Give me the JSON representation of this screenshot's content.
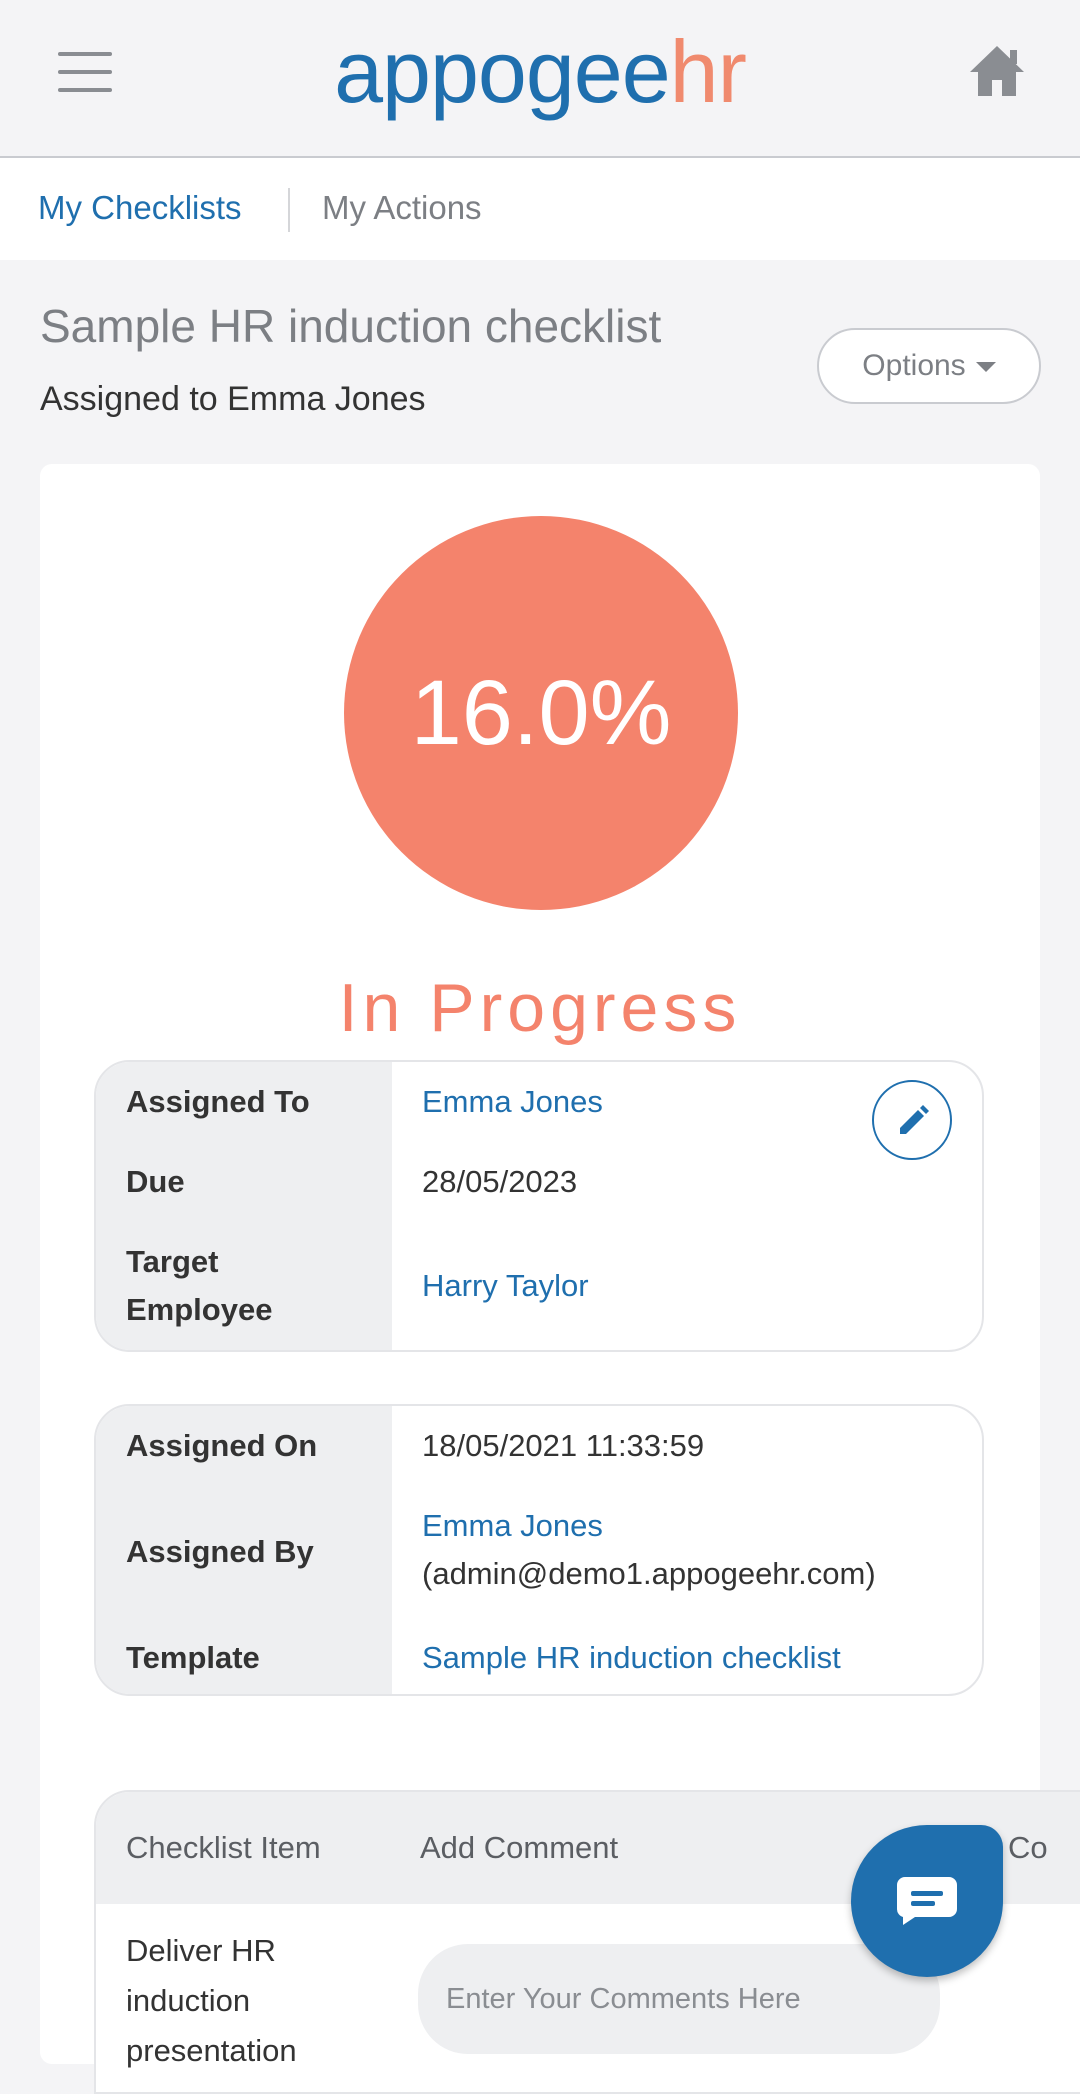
{
  "header": {
    "logo_part1": "appogee",
    "logo_part2": "hr"
  },
  "tabs": [
    {
      "label": "My Checklists",
      "active": true
    },
    {
      "label": "My Actions",
      "active": false
    }
  ],
  "checklist": {
    "title": "Sample HR induction checklist",
    "assigned_line": "Assigned to Emma Jones",
    "options_label": "Options",
    "progress": "16.0%",
    "status": "In Progress"
  },
  "details": {
    "assigned_to_label": "Assigned To",
    "assigned_to_value": "Emma Jones",
    "due_label": "Due",
    "due_value": "28/05/2023",
    "target_label": "Target Employee",
    "target_value": "Harry Taylor"
  },
  "meta": {
    "assigned_on_label": "Assigned On",
    "assigned_on_value": "18/05/2021 11:33:59",
    "assigned_by_label": "Assigned By",
    "assigned_by_name": "Emma Jones",
    "assigned_by_email": "(admin@demo1.appogeehr.com)",
    "template_label": "Template",
    "template_value": "Sample HR induction checklist"
  },
  "table": {
    "headers": [
      "Checklist Item",
      "Add Comment",
      "Co"
    ],
    "rows": [
      {
        "item": "Deliver HR induction presentation",
        "comment_placeholder": "Enter Your Comments Here"
      }
    ]
  },
  "colors": {
    "brand_blue": "#1f6fae",
    "brand_orange": "#f08a6e",
    "progress": "#f4836c"
  }
}
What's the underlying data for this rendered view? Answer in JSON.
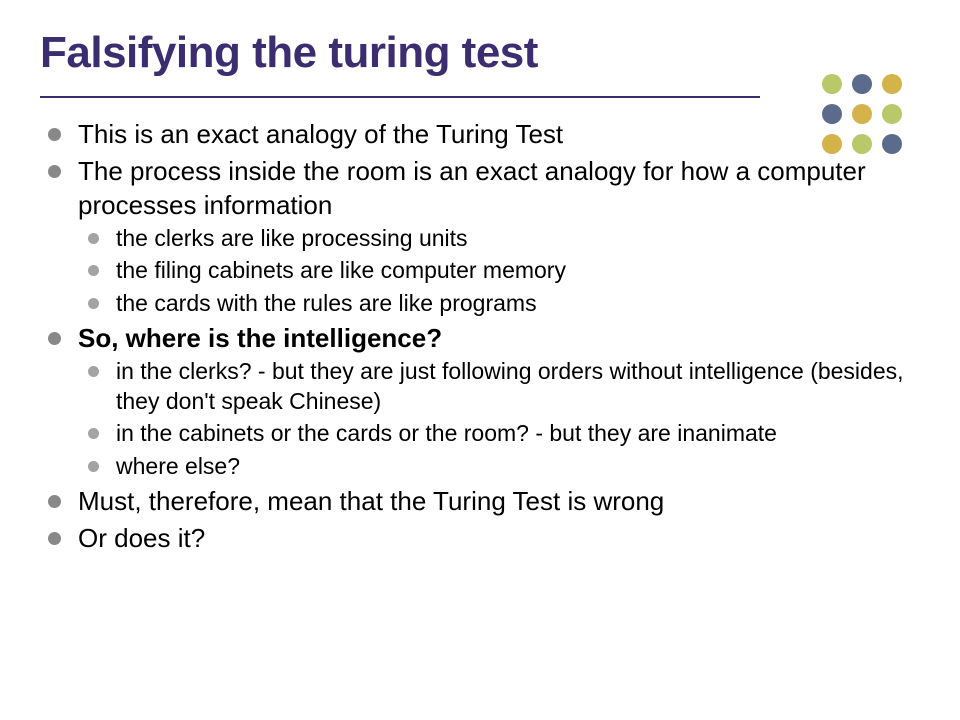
{
  "title": "Falsifying the turing test",
  "bullets": {
    "b1": "This is an exact analogy of the Turing Test",
    "b2": "The process inside the room is an exact analogy for how a computer processes information",
    "b2_1": "the clerks are like processing units",
    "b2_2": "the filing cabinets are like computer memory",
    "b2_3": "the cards with the rules are like programs",
    "b3": "So, where is the intelligence?",
    "b3_1": "in the clerks? - but they are just following orders without intelligence (besides, they don't speak Chinese)",
    "b3_2": "in the cabinets or the cards or the room? - but they are inanimate",
    "b3_3": "where else?",
    "b4": "Must, therefore, mean that the Turing Test is wrong",
    "b5": "Or does it?"
  }
}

=====

Instructions to follow: Gather, from the listing above, every line carrying the word "Sample".

Correct output:
    "title": "Sample HR induction checklist",
    "template_value": "Sample HR induction checklist"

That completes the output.